__Task requirements__. Extract all lines that hold "detached" from the records below.

[Figure contents as structured data]
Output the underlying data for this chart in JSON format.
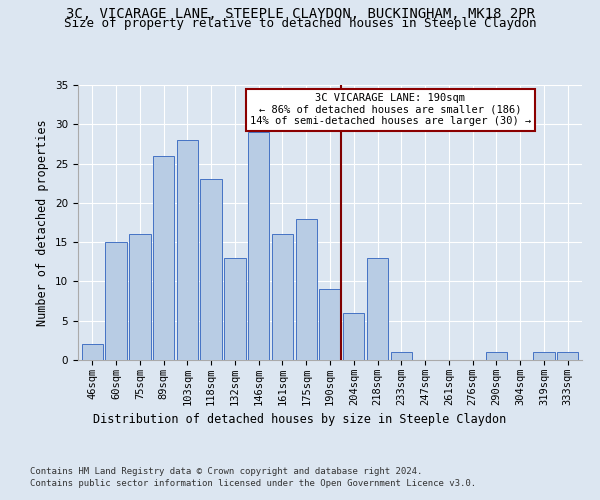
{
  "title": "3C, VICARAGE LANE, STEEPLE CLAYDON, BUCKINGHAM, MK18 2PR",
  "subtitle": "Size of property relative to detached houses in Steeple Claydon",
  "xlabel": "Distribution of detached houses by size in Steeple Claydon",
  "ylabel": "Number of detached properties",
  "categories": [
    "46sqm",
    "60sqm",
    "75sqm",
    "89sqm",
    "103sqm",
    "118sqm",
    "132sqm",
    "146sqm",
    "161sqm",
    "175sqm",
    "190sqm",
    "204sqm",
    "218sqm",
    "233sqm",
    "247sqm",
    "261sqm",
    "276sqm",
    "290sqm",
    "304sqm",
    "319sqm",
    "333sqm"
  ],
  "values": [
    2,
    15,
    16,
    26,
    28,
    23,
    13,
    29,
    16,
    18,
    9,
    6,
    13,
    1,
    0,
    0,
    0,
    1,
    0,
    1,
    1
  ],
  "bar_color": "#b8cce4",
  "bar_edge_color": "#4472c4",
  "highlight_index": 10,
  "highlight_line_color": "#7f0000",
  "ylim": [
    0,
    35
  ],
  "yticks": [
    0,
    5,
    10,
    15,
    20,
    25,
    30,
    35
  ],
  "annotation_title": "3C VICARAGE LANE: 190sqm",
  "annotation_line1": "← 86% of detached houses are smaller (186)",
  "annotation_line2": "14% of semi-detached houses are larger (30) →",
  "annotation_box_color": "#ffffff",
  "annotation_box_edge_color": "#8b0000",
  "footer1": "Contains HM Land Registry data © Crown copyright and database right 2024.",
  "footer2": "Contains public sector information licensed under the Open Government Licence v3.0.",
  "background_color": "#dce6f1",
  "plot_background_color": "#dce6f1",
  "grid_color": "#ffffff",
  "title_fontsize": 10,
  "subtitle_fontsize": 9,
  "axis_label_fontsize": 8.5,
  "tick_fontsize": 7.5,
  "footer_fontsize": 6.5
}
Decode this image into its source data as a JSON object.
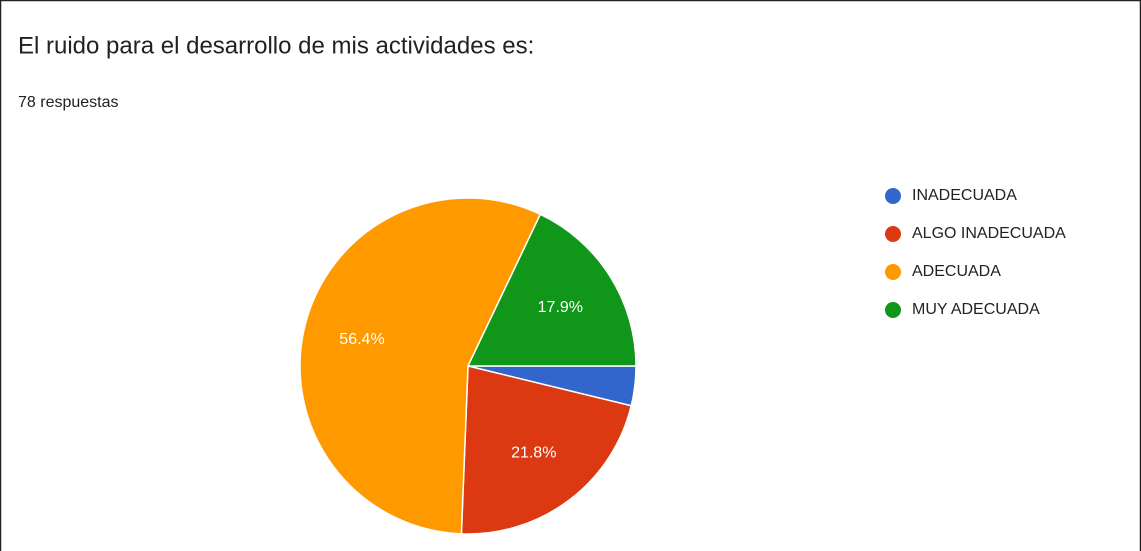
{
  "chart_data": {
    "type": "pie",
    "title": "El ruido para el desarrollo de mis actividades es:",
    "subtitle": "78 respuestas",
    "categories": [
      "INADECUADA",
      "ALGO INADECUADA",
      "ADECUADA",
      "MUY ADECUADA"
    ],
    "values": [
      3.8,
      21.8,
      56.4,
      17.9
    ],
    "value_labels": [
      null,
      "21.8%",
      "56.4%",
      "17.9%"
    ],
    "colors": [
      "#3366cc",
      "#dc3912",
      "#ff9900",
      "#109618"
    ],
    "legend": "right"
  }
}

---

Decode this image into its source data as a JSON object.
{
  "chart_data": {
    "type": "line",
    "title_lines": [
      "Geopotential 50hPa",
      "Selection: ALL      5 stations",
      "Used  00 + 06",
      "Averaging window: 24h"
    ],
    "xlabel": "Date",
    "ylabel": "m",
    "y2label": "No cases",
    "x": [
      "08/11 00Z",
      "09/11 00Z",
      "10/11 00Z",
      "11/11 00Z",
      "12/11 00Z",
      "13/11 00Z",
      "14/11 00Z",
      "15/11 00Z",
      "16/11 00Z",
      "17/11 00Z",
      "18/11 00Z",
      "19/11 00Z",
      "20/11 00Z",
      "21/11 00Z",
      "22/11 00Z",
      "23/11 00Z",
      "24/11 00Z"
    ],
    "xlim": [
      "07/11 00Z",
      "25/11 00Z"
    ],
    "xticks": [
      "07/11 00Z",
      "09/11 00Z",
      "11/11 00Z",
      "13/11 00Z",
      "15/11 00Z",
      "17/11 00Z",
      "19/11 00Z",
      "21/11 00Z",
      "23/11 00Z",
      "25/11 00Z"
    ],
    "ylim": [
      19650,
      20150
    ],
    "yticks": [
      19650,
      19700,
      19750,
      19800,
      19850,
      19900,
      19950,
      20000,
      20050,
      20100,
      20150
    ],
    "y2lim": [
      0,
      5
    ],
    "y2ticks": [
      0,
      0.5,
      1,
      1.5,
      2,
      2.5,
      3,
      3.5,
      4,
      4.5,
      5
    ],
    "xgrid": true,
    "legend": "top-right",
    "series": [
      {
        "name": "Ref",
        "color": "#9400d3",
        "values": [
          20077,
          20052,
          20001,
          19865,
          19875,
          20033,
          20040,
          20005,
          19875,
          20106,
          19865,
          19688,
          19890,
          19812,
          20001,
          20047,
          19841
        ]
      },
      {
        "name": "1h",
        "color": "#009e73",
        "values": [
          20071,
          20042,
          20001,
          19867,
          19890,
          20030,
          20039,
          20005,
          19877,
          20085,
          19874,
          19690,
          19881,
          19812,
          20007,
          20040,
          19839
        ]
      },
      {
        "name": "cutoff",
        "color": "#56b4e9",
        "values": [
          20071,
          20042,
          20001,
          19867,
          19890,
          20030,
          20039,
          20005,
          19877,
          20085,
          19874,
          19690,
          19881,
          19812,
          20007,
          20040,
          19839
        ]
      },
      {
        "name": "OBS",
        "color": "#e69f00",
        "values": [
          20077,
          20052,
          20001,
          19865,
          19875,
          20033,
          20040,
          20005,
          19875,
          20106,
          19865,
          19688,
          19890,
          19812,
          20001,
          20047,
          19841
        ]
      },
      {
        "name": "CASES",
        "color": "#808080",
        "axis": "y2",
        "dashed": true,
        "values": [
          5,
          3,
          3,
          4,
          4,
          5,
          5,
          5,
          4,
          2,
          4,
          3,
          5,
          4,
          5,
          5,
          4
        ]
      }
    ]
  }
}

__Correct response__.
  "subtitle": "Size of property relative to detached houses in Steeple Claydon",
  "xlabel": "Distribution of detached houses by size in Steeple Claydon",
  "ylabel": "Number of detached properties",
  "annotation_line1": "← 86% of detached houses are smaller (186)",
  "annotation_line2": "14% of semi-detached houses are larger (30) →",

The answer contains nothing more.